== TASK DETAILS ==
Your copy of the material below should match it exactly, except that it holds no pictures.

**** EXERCISE DATA

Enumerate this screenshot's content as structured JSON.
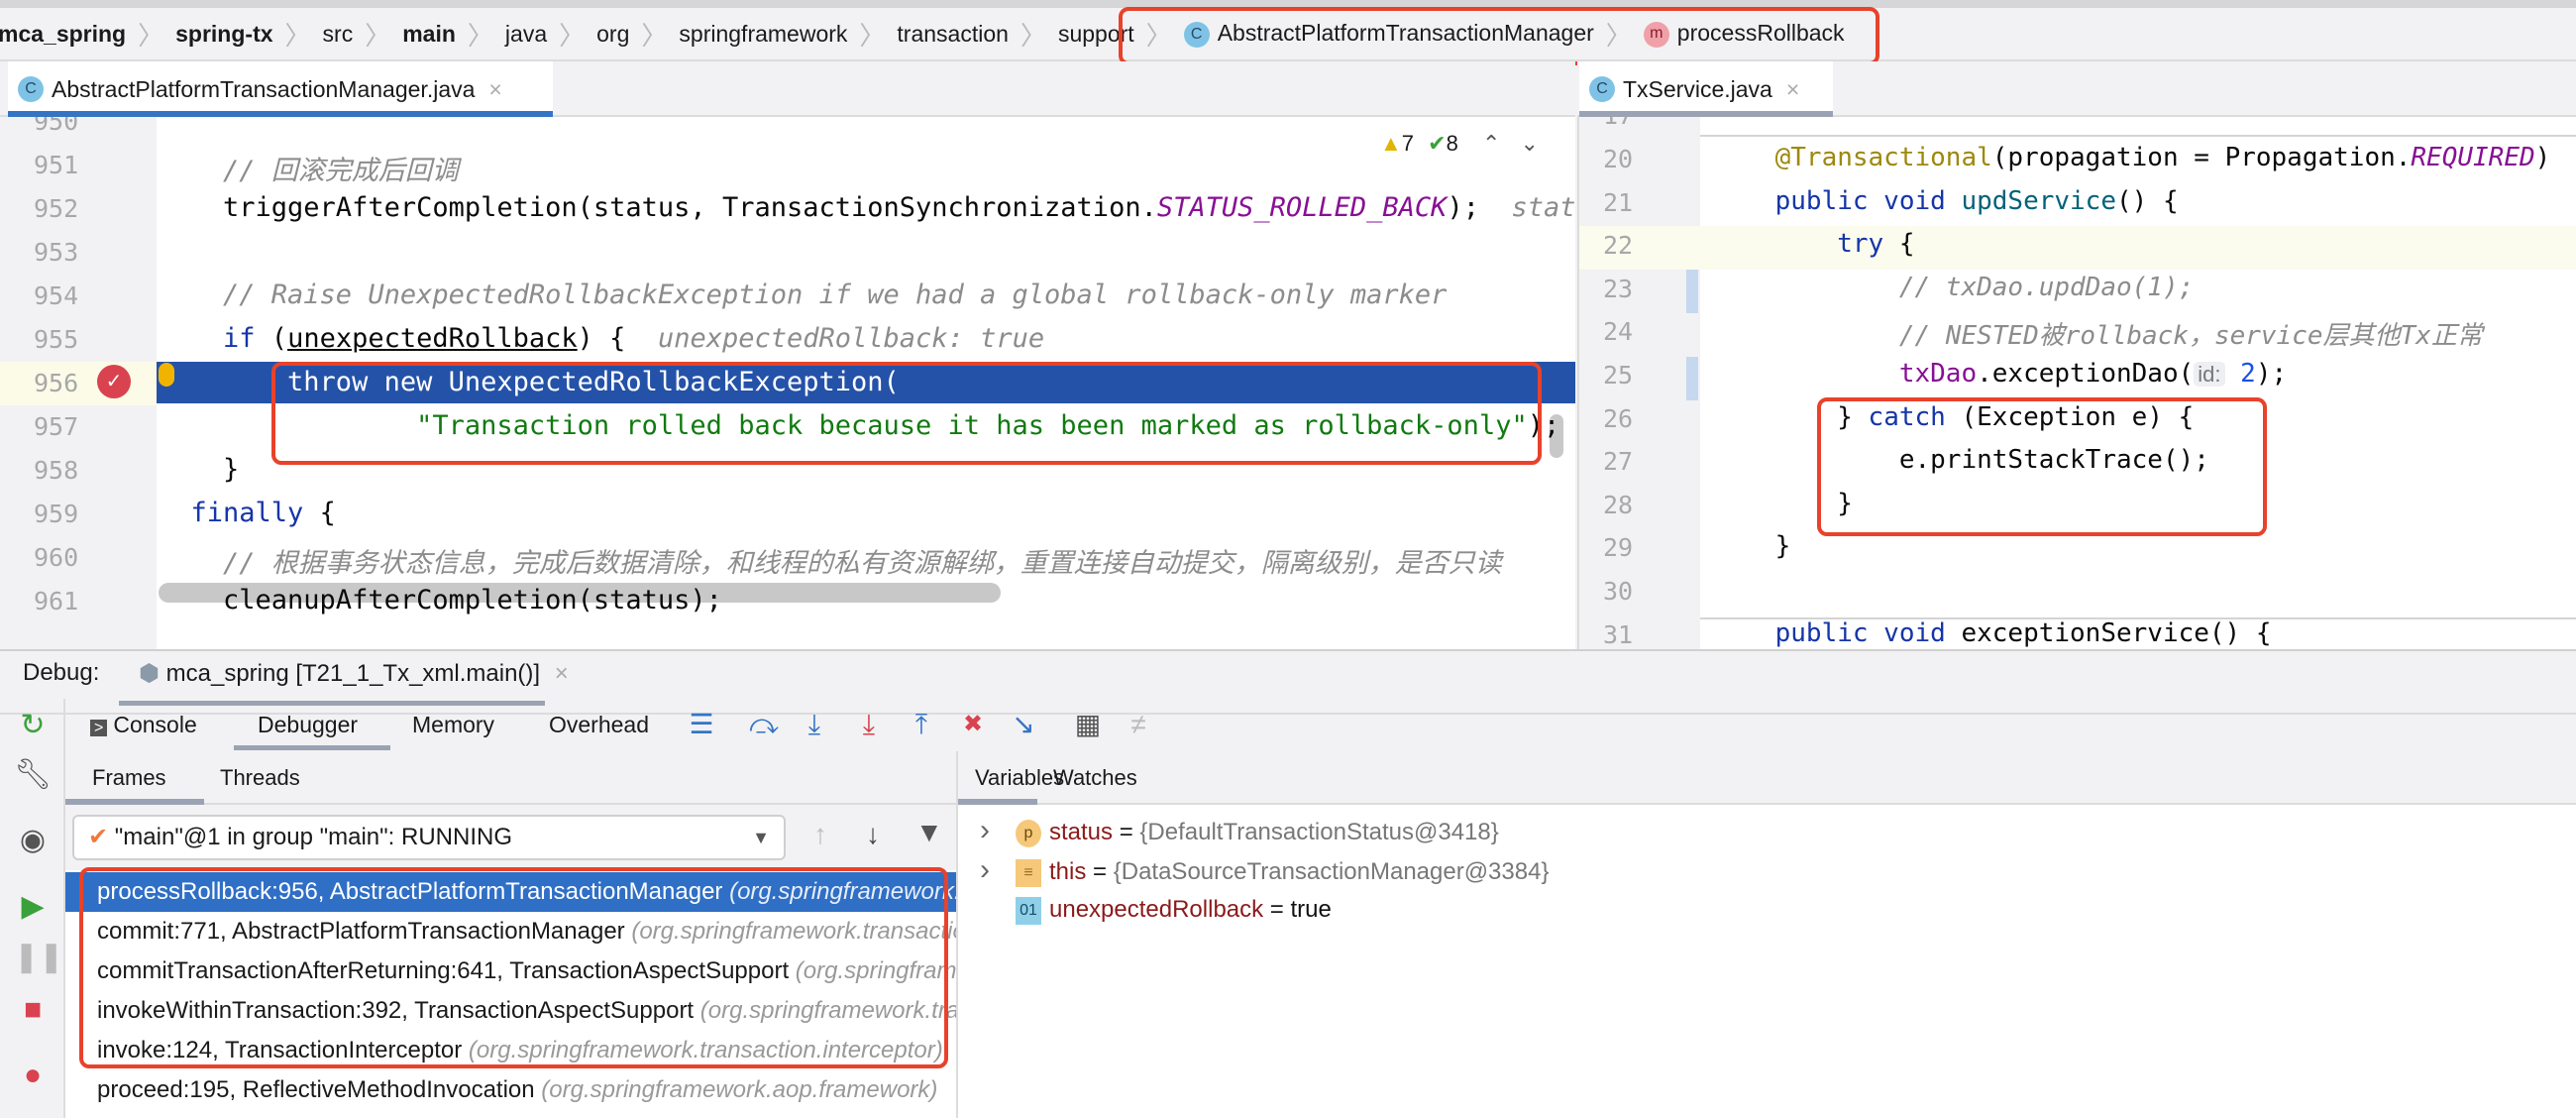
{
  "breadcrumb": {
    "items": [
      "mca_spring",
      "spring-tx",
      "src",
      "main",
      "java",
      "org",
      "springframework",
      "transaction",
      "support"
    ],
    "class_icon": "C",
    "class_name": "AbstractPlatformTransactionManager",
    "method_icon": "m",
    "method_name": "processRollback"
  },
  "left_editor": {
    "tab_label": "AbstractPlatformTransactionManager.java",
    "warnings": "7",
    "checks": "8",
    "lines": [
      {
        "num": "950",
        "tokens": []
      },
      {
        "num": "951",
        "tokens": [
          {
            "c": "cm",
            "t": "    // 回滚完成后回调"
          }
        ]
      },
      {
        "num": "952",
        "tokens": [
          {
            "c": "pl",
            "t": "    triggerAfterCompletion(status, TransactionSynchronization."
          },
          {
            "c": "cn",
            "t": "STATUS_ROLLED_BACK"
          },
          {
            "c": "pl",
            "t": ");"
          },
          {
            "c": "hn",
            "t": "  statu"
          }
        ]
      },
      {
        "num": "953",
        "tokens": []
      },
      {
        "num": "954",
        "tokens": [
          {
            "c": "cm",
            "t": "    // Raise UnexpectedRollbackException if we had a global rollback-only marker"
          }
        ]
      },
      {
        "num": "955",
        "tokens": [
          {
            "c": "kw",
            "t": "    if"
          },
          {
            "c": "pl",
            "t": " ("
          },
          {
            "c": "ul",
            "t": "unexpectedRollback"
          },
          {
            "c": "pl",
            "t": ") {"
          },
          {
            "c": "hn",
            "t": "  unexpectedRollback: true"
          }
        ]
      },
      {
        "num": "956",
        "tokens": [
          {
            "c": "hl",
            "t": "        throw new UnexpectedRollbackException("
          }
        ]
      },
      {
        "num": "957",
        "tokens": [
          {
            "c": "st",
            "t": "                \"Transaction rolled back because it has been marked as rollback-only\""
          },
          {
            "c": "pl",
            "t": ");"
          }
        ]
      },
      {
        "num": "958",
        "tokens": [
          {
            "c": "pl",
            "t": "    }"
          }
        ]
      },
      {
        "num": "959",
        "tokens": [
          {
            "c": "kw",
            "t": "  finally"
          },
          {
            "c": "pl",
            "t": " {"
          }
        ]
      },
      {
        "num": "960",
        "tokens": [
          {
            "c": "cm",
            "t": "    // 根据事务状态信息，完成后数据清除，和线程的私有资源解绑，重置连接自动提交，隔离级别，是否只读"
          }
        ]
      },
      {
        "num": "961",
        "tokens": [
          {
            "c": "pl",
            "t": "    cleanupAfterCompletion(status);"
          }
        ]
      }
    ]
  },
  "right_editor": {
    "tab_label": "TxService.java",
    "lines": [
      {
        "num": "17",
        "tokens": []
      },
      {
        "num": "20",
        "tokens": [
          {
            "c": "an",
            "t": "    @Transactional"
          },
          {
            "c": "pl",
            "t": "(propagation = Propagation."
          },
          {
            "c": "cn",
            "t": "REQUIRED"
          },
          {
            "c": "pl",
            "t": ")"
          }
        ]
      },
      {
        "num": "21",
        "tokens": [
          {
            "c": "kw",
            "t": "    public void "
          },
          {
            "c": "fn",
            "t": "updService"
          },
          {
            "c": "pl",
            "t": "() {"
          }
        ]
      },
      {
        "num": "22",
        "tokens": [
          {
            "c": "kw",
            "t": "        try"
          },
          {
            "c": "pl",
            "t": " {"
          }
        ]
      },
      {
        "num": "23",
        "tokens": [
          {
            "c": "cm",
            "t": "            // txDao.updDao(1);"
          }
        ]
      },
      {
        "num": "24",
        "tokens": [
          {
            "c": "cm",
            "t": "            // NESTED被rollback，service层其他Tx正常"
          }
        ]
      },
      {
        "num": "25",
        "tokens": [
          {
            "c": "fd",
            "t": "            txDao"
          },
          {
            "c": "pl",
            "t": ".exceptionDao("
          },
          {
            "c": "hint",
            "t": "id:"
          },
          {
            "c": "nu",
            "t": " 2"
          },
          {
            "c": "pl",
            "t": ");"
          }
        ]
      },
      {
        "num": "26",
        "tokens": [
          {
            "c": "pl",
            "t": "        } "
          },
          {
            "c": "kw",
            "t": "catch"
          },
          {
            "c": "pl",
            "t": " (Exception e) {"
          }
        ]
      },
      {
        "num": "27",
        "tokens": [
          {
            "c": "pl",
            "t": "            e.printStackTrace();"
          }
        ]
      },
      {
        "num": "28",
        "tokens": [
          {
            "c": "pl",
            "t": "        }"
          }
        ]
      },
      {
        "num": "29",
        "tokens": [
          {
            "c": "pl",
            "t": "    }"
          }
        ]
      },
      {
        "num": "30",
        "tokens": []
      },
      {
        "num": "31",
        "tokens": [
          {
            "c": "kw",
            "t": "    public void "
          },
          {
            "c": "pl",
            "t": "exceptionService() {"
          }
        ]
      }
    ]
  },
  "debug": {
    "label": "Debug:",
    "session_tab": "mca_spring [T21_1_Tx_xml.main()]",
    "tabs": [
      "Console",
      "Debugger",
      "Memory",
      "Overhead"
    ],
    "frames_tabs": [
      "Frames",
      "Threads"
    ],
    "thread_select": "\"main\"@1 in group \"main\": RUNNING",
    "frames": [
      {
        "method": "processRollback:956, AbstractPlatformTransactionManager ",
        "pkg": "(org.springframework.transaction.support)"
      },
      {
        "method": "commit:771, AbstractPlatformTransactionManager ",
        "pkg": "(org.springframework.transaction.support)"
      },
      {
        "method": "commitTransactionAfterReturning:641, TransactionAspectSupport ",
        "pkg": "(org.springframework.transaction.interceptor)"
      },
      {
        "method": "invokeWithinTransaction:392, TransactionAspectSupport ",
        "pkg": "(org.springframework.transaction.interceptor)"
      },
      {
        "method": "invoke:124, TransactionInterceptor ",
        "pkg": "(org.springframework.transaction.interceptor)"
      },
      {
        "method": "proceed:195, ReflectiveMethodInvocation ",
        "pkg": "(org.springframework.aop.framework)"
      }
    ],
    "var_tabs": [
      "Variables",
      "Watches"
    ],
    "variables": [
      {
        "icon": "p",
        "name": "status",
        "eq": " = ",
        "value": "{DefaultTransactionStatus@3418}"
      },
      {
        "icon": "≡",
        "name": "this",
        "eq": " = ",
        "value": "{DataSourceTransactionManager@3384}"
      },
      {
        "icon": "01",
        "name": "unexpectedRollback",
        "eq": " = ",
        "value": "true"
      }
    ]
  },
  "colors": {
    "accent": "#3574c5",
    "highlight_line": "#2452a8",
    "selected_frame": "#2f6fc5",
    "annotation_box": "#e8422b"
  }
}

********

== THE OUTPUT ==
Enumerate this screenshot's content as structured JSON.
{
  "breadcrumb": {
    "items": [
      "mca_spring",
      "spring-tx",
      "src",
      "main",
      "java",
      "org",
      "springframework",
      "transaction",
      "support"
    ],
    "class_icon": "C",
    "class_name": "AbstractPlatformTransactionManager",
    "method_icon": "m",
    "method_name": "processRollback"
  },
  "left_editor": {
    "tab_label": "AbstractPlatformTransactionManager.java",
    "warnings": "7",
    "checks": "8",
    "lines": [
      {
        "num": "950",
        "tokens": []
      },
      {
        "num": "951",
        "tokens": [
          {
            "c": "cm",
            "t": "    // 回滚完成后回调"
          }
        ]
      },
      {
        "num": "952",
        "tokens": [
          {
            "c": "pl",
            "t": "    triggerAfterCompletion(status, TransactionSynchronization."
          },
          {
            "c": "cn",
            "t": "STATUS_ROLLED_BACK"
          },
          {
            "c": "pl",
            "t": ");"
          },
          {
            "c": "hn",
            "t": "  statu"
          }
        ]
      },
      {
        "num": "953",
        "tokens": []
      },
      {
        "num": "954",
        "tokens": [
          {
            "c": "cm",
            "t": "    // Raise UnexpectedRollbackException if we had a global rollback-only marker"
          }
        ]
      },
      {
        "num": "955",
        "tokens": [
          {
            "c": "kw",
            "t": "    if"
          },
          {
            "c": "pl",
            "t": " ("
          },
          {
            "c": "ul",
            "t": "unexpectedRollback"
          },
          {
            "c": "pl",
            "t": ") {"
          },
          {
            "c": "hn",
            "t": "  unexpectedRollback: true"
          }
        ]
      },
      {
        "num": "956",
        "tokens": [
          {
            "c": "hl",
            "t": "        throw new UnexpectedRollbackException("
          }
        ]
      },
      {
        "num": "957",
        "tokens": [
          {
            "c": "st",
            "t": "                \"Transaction rolled back because it has been marked as rollback-only\""
          },
          {
            "c": "pl",
            "t": ");"
          }
        ]
      },
      {
        "num": "958",
        "tokens": [
          {
            "c": "pl",
            "t": "    }"
          }
        ]
      },
      {
        "num": "959",
        "tokens": [
          {
            "c": "kw",
            "t": "  finally"
          },
          {
            "c": "pl",
            "t": " {"
          }
        ]
      },
      {
        "num": "960",
        "tokens": [
          {
            "c": "cm",
            "t": "    // 根据事务状态信息，完成后数据清除，和线程的私有资源解绑，重置连接自动提交，隔离级别，是否只读"
          }
        ]
      },
      {
        "num": "961",
        "tokens": [
          {
            "c": "pl",
            "t": "    cleanupAfterCompletion(status);"
          }
        ]
      }
    ]
  },
  "right_editor": {
    "tab_label": "TxService.java",
    "lines": [
      {
        "num": "17",
        "tokens": []
      },
      {
        "num": "20",
        "tokens": [
          {
            "c": "an",
            "t": "    @Transactional"
          },
          {
            "c": "pl",
            "t": "(propagation = Propagation."
          },
          {
            "c": "cn",
            "t": "REQUIRED"
          },
          {
            "c": "pl",
            "t": ")"
          }
        ]
      },
      {
        "num": "21",
        "tokens": [
          {
            "c": "kw",
            "t": "    public void "
          },
          {
            "c": "fn",
            "t": "updService"
          },
          {
            "c": "pl",
            "t": "() {"
          }
        ]
      },
      {
        "num": "22",
        "tokens": [
          {
            "c": "kw",
            "t": "        try"
          },
          {
            "c": "pl",
            "t": " {"
          }
        ]
      },
      {
        "num": "23",
        "tokens": [
          {
            "c": "cm",
            "t": "            // txDao.updDao(1);"
          }
        ]
      },
      {
        "num": "24",
        "tokens": [
          {
            "c": "cm",
            "t": "            // NESTED被rollback，service层其他Tx正常"
          }
        ]
      },
      {
        "num": "25",
        "tokens": [
          {
            "c": "fd",
            "t": "            txDao"
          },
          {
            "c": "pl",
            "t": ".exceptionDao("
          },
          {
            "c": "hint",
            "t": "id:"
          },
          {
            "c": "nu",
            "t": " 2"
          },
          {
            "c": "pl",
            "t": ");"
          }
        ]
      },
      {
        "num": "26",
        "tokens": [
          {
            "c": "pl",
            "t": "        } "
          },
          {
            "c": "kw",
            "t": "catch"
          },
          {
            "c": "pl",
            "t": " (Exception e) {"
          }
        ]
      },
      {
        "num": "27",
        "tokens": [
          {
            "c": "pl",
            "t": "            e.printStackTrace();"
          }
        ]
      },
      {
        "num": "28",
        "tokens": [
          {
            "c": "pl",
            "t": "        }"
          }
        ]
      },
      {
        "num": "29",
        "tokens": [
          {
            "c": "pl",
            "t": "    }"
          }
        ]
      },
      {
        "num": "30",
        "tokens": []
      },
      {
        "num": "31",
        "tokens": [
          {
            "c": "kw",
            "t": "    public void "
          },
          {
            "c": "pl",
            "t": "exceptionService() {"
          }
        ]
      }
    ]
  },
  "debug": {
    "label": "Debug:",
    "session_tab": "mca_spring [T21_1_Tx_xml.main()]",
    "tabs": [
      "Console",
      "Debugger",
      "Memory",
      "Overhead"
    ],
    "frames_tabs": [
      "Frames",
      "Threads"
    ],
    "thread_select": "\"main\"@1 in group \"main\": RUNNING",
    "frames": [
      {
        "method": "processRollback:956, AbstractPlatformTransactionManager ",
        "pkg": "(org.springframework.transaction.support)"
      },
      {
        "method": "commit:771, AbstractPlatformTransactionManager ",
        "pkg": "(org.springframework.transaction.support)"
      },
      {
        "method": "commitTransactionAfterReturning:641, TransactionAspectSupport ",
        "pkg": "(org.springframework.transaction.interceptor)"
      },
      {
        "method": "invokeWithinTransaction:392, TransactionAspectSupport ",
        "pkg": "(org.springframework.transaction.interceptor)"
      },
      {
        "method": "invoke:124, TransactionInterceptor ",
        "pkg": "(org.springframework.transaction.interceptor)"
      },
      {
        "method": "proceed:195, ReflectiveMethodInvocation ",
        "pkg": "(org.springframework.aop.framework)"
      }
    ],
    "var_tabs": [
      "Variables",
      "Watches"
    ],
    "variables": [
      {
        "icon": "p",
        "name": "status",
        "eq": " = ",
        "value": "{DefaultTransactionStatus@3418}"
      },
      {
        "icon": "≡",
        "name": "this",
        "eq": " = ",
        "value": "{DataSourceTransactionManager@3384}"
      },
      {
        "icon": "01",
        "name": "unexpectedRollback",
        "eq": " = ",
        "value": "true"
      }
    ]
  },
  "colors": {
    "accent": "#3574c5",
    "highlight_line": "#2452a8",
    "selected_frame": "#2f6fc5",
    "annotation_box": "#e8422b"
  }
}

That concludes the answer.